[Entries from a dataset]

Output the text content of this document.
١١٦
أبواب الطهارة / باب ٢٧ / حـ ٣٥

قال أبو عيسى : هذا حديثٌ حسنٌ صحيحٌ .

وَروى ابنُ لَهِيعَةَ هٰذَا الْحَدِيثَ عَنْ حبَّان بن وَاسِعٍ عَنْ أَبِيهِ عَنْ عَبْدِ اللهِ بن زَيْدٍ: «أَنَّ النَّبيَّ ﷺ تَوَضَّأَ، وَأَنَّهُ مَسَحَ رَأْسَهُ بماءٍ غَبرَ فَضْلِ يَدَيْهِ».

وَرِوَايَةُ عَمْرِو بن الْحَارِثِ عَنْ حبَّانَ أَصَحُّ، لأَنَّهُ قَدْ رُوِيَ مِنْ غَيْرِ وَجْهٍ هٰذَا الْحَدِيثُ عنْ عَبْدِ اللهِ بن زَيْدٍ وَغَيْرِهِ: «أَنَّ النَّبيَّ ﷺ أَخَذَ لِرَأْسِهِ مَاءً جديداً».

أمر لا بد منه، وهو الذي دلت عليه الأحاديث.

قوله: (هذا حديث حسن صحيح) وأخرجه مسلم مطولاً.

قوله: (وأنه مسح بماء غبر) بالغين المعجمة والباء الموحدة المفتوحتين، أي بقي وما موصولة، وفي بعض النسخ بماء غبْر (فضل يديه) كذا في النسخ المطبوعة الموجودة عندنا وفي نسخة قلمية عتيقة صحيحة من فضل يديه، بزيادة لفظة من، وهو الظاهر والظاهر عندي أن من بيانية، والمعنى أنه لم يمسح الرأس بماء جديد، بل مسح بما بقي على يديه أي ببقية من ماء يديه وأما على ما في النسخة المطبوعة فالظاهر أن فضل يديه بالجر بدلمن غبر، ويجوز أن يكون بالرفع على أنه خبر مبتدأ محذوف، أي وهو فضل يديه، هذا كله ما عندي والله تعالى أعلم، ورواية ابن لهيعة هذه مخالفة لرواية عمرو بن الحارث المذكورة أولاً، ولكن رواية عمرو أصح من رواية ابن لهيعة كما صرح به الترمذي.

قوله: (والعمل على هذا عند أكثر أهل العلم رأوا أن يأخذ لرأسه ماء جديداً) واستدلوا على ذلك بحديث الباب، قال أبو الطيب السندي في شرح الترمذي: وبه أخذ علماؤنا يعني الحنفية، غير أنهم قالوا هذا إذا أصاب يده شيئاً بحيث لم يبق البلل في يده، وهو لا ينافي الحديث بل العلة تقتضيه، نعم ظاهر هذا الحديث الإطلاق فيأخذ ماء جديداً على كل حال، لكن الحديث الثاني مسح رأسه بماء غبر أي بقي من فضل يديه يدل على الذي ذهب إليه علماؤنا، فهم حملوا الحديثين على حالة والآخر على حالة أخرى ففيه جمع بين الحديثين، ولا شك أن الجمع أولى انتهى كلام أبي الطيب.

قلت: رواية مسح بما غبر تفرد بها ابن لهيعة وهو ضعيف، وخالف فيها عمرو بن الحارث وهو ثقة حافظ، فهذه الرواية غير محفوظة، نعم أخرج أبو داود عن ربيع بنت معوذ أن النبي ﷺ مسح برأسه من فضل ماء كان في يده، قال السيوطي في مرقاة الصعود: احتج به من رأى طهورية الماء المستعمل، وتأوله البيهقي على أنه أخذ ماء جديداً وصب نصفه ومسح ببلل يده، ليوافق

**Instructions for the task:**
Count all lines of the data that include "جديدا". The answer is the number alone.

**Solution below:**
3